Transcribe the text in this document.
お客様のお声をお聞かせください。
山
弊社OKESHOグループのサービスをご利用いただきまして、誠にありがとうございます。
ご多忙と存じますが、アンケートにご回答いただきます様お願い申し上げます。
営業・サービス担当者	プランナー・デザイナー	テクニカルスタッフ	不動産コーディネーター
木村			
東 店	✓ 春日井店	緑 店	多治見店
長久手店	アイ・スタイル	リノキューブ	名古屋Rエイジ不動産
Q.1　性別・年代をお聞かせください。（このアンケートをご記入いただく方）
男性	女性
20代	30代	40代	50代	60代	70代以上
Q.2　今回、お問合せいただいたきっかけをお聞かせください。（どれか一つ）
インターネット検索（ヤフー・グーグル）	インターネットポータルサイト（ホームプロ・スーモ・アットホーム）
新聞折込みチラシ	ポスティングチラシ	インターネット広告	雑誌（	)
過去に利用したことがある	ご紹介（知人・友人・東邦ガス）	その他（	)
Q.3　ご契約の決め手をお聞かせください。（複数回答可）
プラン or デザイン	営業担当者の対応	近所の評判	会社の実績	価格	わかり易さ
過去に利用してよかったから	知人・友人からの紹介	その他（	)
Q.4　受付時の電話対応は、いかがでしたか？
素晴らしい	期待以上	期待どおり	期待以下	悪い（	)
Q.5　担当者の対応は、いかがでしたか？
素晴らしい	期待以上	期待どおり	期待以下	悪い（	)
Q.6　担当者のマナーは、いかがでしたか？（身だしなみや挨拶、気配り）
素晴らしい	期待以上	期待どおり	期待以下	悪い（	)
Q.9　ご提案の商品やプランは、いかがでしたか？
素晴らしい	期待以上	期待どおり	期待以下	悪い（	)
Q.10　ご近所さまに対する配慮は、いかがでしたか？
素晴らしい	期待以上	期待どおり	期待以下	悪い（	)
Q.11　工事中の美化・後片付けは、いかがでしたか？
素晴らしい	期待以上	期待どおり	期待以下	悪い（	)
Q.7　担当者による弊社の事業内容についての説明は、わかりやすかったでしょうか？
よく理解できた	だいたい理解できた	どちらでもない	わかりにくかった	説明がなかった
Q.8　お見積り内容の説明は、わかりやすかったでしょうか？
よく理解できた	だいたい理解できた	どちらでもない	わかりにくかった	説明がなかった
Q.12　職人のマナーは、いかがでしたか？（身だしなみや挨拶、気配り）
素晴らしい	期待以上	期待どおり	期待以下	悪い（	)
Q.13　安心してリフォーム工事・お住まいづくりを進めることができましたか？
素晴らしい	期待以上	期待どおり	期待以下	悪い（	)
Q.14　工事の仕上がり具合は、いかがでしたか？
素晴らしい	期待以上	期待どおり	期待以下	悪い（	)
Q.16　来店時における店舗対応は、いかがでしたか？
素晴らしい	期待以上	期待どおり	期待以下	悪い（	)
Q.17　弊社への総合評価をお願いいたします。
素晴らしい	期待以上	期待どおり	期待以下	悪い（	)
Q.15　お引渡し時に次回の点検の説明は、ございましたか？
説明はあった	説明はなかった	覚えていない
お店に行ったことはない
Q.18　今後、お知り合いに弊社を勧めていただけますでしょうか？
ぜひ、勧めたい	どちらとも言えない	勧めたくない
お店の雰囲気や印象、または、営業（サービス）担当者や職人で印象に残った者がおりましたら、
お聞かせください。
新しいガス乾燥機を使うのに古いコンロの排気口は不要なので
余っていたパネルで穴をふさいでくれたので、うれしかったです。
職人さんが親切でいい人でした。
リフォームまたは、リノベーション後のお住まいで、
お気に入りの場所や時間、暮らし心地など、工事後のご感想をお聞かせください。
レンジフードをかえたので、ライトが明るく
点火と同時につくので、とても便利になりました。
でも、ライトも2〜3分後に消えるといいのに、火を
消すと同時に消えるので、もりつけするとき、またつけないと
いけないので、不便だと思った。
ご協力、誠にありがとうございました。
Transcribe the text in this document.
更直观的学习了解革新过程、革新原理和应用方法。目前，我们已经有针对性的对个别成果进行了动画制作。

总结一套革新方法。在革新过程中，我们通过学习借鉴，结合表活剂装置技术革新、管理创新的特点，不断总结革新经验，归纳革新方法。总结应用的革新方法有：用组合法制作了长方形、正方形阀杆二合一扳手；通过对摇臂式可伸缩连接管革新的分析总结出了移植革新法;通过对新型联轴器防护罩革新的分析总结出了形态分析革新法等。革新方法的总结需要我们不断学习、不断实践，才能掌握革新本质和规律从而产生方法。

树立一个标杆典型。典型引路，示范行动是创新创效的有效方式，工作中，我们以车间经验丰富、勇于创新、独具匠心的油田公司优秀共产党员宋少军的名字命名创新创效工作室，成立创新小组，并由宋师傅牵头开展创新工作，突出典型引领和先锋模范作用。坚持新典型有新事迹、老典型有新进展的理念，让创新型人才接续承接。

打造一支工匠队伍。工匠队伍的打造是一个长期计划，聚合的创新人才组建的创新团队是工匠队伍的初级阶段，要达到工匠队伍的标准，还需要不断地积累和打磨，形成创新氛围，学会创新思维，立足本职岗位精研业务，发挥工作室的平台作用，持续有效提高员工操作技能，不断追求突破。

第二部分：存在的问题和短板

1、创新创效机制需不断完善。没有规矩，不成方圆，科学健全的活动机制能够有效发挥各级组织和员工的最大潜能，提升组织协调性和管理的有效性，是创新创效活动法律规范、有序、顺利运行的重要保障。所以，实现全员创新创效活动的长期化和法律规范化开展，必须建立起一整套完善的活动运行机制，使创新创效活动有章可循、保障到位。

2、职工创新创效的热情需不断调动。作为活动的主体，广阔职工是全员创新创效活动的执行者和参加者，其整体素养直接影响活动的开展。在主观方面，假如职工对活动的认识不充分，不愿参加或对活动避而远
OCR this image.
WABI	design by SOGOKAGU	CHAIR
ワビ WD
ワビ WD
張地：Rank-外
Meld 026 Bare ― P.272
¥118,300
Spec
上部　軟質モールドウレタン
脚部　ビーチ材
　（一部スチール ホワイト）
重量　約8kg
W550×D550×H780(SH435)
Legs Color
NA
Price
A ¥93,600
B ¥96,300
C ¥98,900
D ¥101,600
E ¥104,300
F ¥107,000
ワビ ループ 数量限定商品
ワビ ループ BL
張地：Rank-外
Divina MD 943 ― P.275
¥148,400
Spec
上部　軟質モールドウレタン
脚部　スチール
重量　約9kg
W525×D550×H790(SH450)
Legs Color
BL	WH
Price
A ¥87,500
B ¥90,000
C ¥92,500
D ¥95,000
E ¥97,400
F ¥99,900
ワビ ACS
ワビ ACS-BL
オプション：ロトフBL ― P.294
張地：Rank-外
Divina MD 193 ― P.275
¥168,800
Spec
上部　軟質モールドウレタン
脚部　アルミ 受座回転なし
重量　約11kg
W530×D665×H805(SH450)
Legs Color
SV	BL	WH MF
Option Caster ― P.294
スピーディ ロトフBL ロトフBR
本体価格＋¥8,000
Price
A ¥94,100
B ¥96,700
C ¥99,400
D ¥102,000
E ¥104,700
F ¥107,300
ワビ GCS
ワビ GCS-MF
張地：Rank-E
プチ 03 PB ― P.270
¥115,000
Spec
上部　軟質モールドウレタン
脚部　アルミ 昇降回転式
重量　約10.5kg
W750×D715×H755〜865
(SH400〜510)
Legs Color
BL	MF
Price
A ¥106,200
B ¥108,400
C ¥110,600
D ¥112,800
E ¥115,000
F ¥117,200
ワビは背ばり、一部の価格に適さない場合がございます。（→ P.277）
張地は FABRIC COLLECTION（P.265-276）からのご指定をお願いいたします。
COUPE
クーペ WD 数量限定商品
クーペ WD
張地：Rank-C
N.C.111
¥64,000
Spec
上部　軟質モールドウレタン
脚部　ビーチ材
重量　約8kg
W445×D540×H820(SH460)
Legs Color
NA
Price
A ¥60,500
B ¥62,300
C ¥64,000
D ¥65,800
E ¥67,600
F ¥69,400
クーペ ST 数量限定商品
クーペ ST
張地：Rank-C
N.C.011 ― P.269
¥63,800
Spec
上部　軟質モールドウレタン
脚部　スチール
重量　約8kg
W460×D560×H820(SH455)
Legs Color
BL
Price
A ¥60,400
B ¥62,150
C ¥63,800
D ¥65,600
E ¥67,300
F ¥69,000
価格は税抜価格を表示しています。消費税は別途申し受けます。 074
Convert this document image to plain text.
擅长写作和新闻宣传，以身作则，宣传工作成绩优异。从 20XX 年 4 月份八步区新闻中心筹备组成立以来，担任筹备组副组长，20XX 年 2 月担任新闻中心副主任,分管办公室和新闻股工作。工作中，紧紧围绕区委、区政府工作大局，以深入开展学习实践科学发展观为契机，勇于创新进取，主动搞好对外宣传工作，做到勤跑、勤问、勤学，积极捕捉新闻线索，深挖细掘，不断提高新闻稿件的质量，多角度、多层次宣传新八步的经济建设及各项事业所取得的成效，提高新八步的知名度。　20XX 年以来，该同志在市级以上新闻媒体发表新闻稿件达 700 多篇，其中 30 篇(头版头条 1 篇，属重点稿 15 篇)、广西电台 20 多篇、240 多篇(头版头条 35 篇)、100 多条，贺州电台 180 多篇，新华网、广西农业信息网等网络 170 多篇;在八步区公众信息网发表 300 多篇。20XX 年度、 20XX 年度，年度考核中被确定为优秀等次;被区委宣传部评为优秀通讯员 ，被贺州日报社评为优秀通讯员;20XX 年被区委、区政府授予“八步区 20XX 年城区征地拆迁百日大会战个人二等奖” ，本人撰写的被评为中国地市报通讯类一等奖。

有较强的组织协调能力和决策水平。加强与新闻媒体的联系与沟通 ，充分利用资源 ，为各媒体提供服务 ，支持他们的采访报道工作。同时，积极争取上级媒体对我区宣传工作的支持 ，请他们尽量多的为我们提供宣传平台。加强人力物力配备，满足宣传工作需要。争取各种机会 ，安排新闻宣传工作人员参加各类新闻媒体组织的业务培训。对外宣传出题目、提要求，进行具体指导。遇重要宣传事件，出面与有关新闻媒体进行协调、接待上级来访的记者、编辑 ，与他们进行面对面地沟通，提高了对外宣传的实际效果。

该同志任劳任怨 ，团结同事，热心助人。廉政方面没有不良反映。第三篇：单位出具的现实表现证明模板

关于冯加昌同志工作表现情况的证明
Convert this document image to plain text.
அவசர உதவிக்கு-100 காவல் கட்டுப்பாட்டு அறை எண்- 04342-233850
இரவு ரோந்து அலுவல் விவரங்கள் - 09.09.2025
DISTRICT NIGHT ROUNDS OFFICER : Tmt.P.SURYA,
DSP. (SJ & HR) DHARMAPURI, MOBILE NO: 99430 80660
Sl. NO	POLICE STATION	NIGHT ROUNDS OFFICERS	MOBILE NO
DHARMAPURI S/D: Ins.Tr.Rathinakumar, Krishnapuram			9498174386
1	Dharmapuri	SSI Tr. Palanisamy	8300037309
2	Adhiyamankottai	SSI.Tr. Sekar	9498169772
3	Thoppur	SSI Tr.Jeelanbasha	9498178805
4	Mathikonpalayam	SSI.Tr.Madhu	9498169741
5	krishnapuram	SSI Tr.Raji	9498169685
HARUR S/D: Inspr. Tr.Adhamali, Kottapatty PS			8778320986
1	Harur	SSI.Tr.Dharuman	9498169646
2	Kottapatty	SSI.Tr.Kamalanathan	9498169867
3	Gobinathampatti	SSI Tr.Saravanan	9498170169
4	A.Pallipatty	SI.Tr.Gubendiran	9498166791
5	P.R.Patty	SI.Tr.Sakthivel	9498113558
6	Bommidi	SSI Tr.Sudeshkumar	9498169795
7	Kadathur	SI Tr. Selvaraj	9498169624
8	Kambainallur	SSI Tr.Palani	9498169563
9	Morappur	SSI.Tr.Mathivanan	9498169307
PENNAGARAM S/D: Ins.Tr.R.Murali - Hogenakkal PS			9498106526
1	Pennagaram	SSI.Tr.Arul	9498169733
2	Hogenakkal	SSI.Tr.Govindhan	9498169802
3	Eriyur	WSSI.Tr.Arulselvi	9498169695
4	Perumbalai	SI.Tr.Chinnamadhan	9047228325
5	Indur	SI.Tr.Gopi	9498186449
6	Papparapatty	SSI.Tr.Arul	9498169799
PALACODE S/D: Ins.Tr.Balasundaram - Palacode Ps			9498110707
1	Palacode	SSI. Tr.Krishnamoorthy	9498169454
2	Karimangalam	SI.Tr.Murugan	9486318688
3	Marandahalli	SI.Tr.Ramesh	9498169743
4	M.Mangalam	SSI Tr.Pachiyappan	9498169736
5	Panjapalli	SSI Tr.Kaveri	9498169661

□ □ □ □ □ □ □

Lines containing the string "ROUNDS" are to be selected and copied.

Answer to this exercise =
DISTRICT NIGHT ROUNDS OFFICER : Tmt.P.SURYA,
Sl. NO	POLICE STATION	NIGHT ROUNDS OFFICERS	MOBILE NO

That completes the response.